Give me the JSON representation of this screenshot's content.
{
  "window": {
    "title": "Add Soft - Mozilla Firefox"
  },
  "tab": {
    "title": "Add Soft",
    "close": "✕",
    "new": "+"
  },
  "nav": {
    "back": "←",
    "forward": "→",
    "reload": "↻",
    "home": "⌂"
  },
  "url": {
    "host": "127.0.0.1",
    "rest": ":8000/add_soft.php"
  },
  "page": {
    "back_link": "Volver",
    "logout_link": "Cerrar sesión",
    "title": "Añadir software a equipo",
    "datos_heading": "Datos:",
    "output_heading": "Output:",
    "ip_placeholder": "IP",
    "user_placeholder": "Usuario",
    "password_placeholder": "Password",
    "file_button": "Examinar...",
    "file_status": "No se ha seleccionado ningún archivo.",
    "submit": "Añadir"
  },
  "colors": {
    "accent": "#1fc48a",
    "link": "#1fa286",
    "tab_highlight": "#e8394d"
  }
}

YOUR INSTRUCTIONS >> Every line that holds the word "Añadir" should be extracted.

RIGHT ANSWER >>
    "title": "Añadir software a equipo",
    "submit": "Añadir"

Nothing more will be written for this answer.